* Direction *
Reproduce all of the data exactly, with no line skipped.

Collected data entries:
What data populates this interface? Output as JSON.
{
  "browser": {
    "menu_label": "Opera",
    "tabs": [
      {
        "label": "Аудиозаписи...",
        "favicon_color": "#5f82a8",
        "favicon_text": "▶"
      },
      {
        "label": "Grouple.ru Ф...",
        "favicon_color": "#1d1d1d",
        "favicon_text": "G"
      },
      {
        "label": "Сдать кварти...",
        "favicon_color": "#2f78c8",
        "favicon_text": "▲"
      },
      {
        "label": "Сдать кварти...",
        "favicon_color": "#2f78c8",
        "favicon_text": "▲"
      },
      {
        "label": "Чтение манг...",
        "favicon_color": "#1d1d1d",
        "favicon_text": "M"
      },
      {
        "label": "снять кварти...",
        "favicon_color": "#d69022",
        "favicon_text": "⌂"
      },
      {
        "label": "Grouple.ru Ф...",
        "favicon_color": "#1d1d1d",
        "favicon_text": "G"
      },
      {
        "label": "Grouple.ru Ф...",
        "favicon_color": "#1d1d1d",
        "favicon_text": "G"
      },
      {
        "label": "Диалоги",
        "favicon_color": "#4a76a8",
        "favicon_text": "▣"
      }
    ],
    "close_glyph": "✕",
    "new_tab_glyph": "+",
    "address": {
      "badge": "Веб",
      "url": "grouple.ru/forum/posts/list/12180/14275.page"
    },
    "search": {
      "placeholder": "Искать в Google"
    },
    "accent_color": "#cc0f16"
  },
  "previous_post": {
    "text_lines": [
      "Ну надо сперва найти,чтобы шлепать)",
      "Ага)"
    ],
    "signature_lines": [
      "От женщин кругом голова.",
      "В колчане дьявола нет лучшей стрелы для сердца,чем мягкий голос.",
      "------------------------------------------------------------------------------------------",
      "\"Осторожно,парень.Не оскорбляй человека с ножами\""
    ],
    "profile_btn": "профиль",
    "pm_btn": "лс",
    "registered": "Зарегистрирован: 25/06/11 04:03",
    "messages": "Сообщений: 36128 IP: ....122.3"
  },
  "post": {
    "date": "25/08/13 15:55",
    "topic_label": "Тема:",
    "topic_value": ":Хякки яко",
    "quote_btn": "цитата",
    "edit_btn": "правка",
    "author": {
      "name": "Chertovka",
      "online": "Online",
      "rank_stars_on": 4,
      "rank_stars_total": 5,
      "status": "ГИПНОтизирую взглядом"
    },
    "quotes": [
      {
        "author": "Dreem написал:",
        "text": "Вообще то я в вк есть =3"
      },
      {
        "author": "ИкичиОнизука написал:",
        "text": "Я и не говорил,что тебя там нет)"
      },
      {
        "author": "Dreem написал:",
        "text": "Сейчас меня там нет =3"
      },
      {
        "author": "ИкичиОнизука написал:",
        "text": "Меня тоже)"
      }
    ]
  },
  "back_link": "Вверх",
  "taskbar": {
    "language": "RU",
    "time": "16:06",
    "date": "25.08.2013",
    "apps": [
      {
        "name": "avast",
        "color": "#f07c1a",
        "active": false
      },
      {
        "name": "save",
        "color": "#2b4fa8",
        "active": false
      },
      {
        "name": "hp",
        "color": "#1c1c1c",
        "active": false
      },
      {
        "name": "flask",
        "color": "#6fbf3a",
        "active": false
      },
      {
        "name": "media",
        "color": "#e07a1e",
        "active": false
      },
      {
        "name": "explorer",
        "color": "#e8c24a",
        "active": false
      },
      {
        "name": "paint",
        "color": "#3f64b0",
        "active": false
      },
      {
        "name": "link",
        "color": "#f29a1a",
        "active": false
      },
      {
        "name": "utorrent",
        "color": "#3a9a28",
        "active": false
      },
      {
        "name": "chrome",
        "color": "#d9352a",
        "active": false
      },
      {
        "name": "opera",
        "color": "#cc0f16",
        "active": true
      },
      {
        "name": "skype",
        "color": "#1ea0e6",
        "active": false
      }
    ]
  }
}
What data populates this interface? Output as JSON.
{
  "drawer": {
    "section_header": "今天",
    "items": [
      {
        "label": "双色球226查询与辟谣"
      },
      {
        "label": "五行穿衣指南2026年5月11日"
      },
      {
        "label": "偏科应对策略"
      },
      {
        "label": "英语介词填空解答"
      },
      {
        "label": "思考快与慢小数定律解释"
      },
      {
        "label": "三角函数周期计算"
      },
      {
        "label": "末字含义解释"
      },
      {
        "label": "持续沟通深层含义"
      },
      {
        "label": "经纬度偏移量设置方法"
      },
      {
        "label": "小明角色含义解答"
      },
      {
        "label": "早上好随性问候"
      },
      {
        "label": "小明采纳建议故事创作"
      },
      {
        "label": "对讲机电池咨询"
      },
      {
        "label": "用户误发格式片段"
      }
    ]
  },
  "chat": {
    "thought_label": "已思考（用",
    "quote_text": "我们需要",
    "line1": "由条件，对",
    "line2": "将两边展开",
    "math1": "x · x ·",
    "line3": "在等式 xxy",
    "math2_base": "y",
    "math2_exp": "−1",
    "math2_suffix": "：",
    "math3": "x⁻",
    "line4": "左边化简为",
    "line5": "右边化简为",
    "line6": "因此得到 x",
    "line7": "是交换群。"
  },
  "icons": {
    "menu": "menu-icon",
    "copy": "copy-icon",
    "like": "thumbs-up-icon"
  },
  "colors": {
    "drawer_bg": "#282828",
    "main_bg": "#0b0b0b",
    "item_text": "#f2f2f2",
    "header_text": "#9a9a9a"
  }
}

* Correct answer *
What data populates this interface? Output as JSON.
{
  "browser": {
    "menu_label": "Opera",
    "tabs": [
      {
        "label": "Аудиозаписи...",
        "favicon_color": "#5f82a8",
        "favicon_text": "▶"
      },
      {
        "label": "Grouple.ru Ф...",
        "favicon_color": "#1d1d1d",
        "favicon_text": "G"
      },
      {
        "label": "Сдать кварти...",
        "favicon_color": "#2f78c8",
        "favicon_text": "▲"
      },
      {
        "label": "Сдать кварти...",
        "favicon_color": "#2f78c8",
        "favicon_text": "▲"
      },
      {
        "label": "Чтение манг...",
        "favicon_color": "#1d1d1d",
        "favicon_text": "M"
      },
      {
        "label": "снять кварти...",
        "favicon_color": "#d69022",
        "favicon_text": "⌂"
      },
      {
        "label": "Grouple.ru Ф...",
        "favicon_color": "#1d1d1d",
        "favicon_text": "G"
      },
      {
        "label": "Grouple.ru Ф...",
        "favicon_color": "#1d1d1d",
        "favicon_text": "G"
      },
      {
        "label": "Диалоги",
        "favicon_color": "#4a76a8",
        "favicon_text": "▣"
      }
    ],
    "close_glyph": "✕",
    "new_tab_glyph": "+",
    "address": {
      "badge": "Веб",
      "url": "grouple.ru/forum/posts/list/12180/14275.page"
    },
    "search": {
      "placeholder": "Искать в Google"
    },
    "accent_color": "#cc0f16"
  },
  "previous_post": {
    "text_lines": [
      "Ну надо сперва найти,чтобы шлепать)",
      "Ага)"
    ],
    "signature_lines": [
      "От женщин кругом голова.",
      "В колчане дьявола нет лучшей стрелы для сердца,чем мягкий голос.",
      "------------------------------------------------------------------------------------------",
      "\"Осторожно,парень.Не оскорбляй человека с ножами\""
    ],
    "profile_btn": "профиль",
    "pm_btn": "лс",
    "registered": "Зарегистрирован: 25/06/11 04:03",
    "messages": "Сообщений: 36128 IP: ....122.3"
  },
  "post": {
    "date": "25/08/13 15:55",
    "topic_label": "Тема:",
    "topic_value": ":Хякки яко",
    "quote_btn": "цитата",
    "edit_btn": "правка",
    "author": {
      "name": "Chertovka",
      "online": "Online",
      "rank_stars_on": 4,
      "rank_stars_total": 5,
      "status": "ГИПНОтизирую взглядом"
    },
    "quotes": [
      {
        "author": "Dreem написал:",
        "text": "Вообще то я в вк есть =3"
      },
      {
        "author": "ИкичиОнизука написал:",
        "text": "Я и не говорил,что тебя там нет)"
      },
      {
        "author": "Dreem написал:",
        "text": "Сейчас меня там нет =3"
      },
      {
        "author": "ИкичиОнизука написал:",
        "text": "Меня тоже)"
      }
    ]
  },
  "back_link": "Вверх",
  "taskbar": {
    "language": "RU",
    "time": "16:06",
    "date": "25.08.2013",
    "apps": [
      {
        "name": "avast",
        "color": "#f07c1a",
        "active": false
      },
      {
        "name": "save",
        "color": "#2b4fa8",
        "active": false
      },
      {
        "name": "hp",
        "color": "#1c1c1c",
        "active": false
      },
      {
        "name": "flask",
        "color": "#6fbf3a",
        "active": false
      },
      {
        "name": "media",
        "color": "#e07a1e",
        "active": false
      },
      {
        "name": "explorer",
        "color": "#e8c24a",
        "active": false
      },
      {
        "name": "paint",
        "color": "#3f64b0",
        "active": false
      },
      {
        "name": "link",
        "color": "#f29a1a",
        "active": false
      },
      {
        "name": "utorrent",
        "color": "#3a9a28",
        "active": false
      },
      {
        "name": "chrome",
        "color": "#d9352a",
        "active": false
      },
      {
        "name": "opera",
        "color": "#cc0f16",
        "active": true
      },
      {
        "name": "skype",
        "color": "#1ea0e6",
        "active": false
      }
    ]
  }
}
What data populates this interface? Output as JSON.
{
  "drawer": {
    "section_header": "今天",
    "items": [
      {
        "label": "双色球226查询与辟谣"
      },
      {
        "label": "五行穿衣指南2026年5月11日"
      },
      {
        "label": "偏科应对策略"
      },
      {
        "label": "英语介词填空解答"
      },
      {
        "label": "思考快与慢小数定律解释"
      },
      {
        "label": "三角函数周期计算"
      },
      {
        "label": "末字含义解释"
      },
      {
        "label": "持续沟通深层含义"
      },
      {
        "label": "经纬度偏移量设置方法"
      },
      {
        "label": "小明角色含义解答"
      },
      {
        "label": "早上好随性问候"
      },
      {
        "label": "小明采纳建议故事创作"
      },
      {
        "label": "对讲机电池咨询"
      },
      {
        "label": "用户误发格式片段"
      }
    ]
  },
  "chat": {
    "thought_label": "已思考（用",
    "quote_text": "我们需要",
    "line1": "由条件，对",
    "line2": "将两边展开",
    "math1": "x · x ·",
    "line3": "在等式 xxy",
    "math2_base": "y",
    "math2_exp": "−1",
    "math2_suffix": "：",
    "math3": "x⁻",
    "line4": "左边化简为",
    "line5": "右边化简为",
    "line6": "因此得到 x",
    "line7": "是交换群。"
  },
  "icons": {
    "menu": "menu-icon",
    "copy": "copy-icon",
    "like": "thumbs-up-icon"
  },
  "colors": {
    "drawer_bg": "#282828",
    "main_bg": "#0b0b0b",
    "item_text": "#f2f2f2",
    "header_text": "#9a9a9a"
  }
}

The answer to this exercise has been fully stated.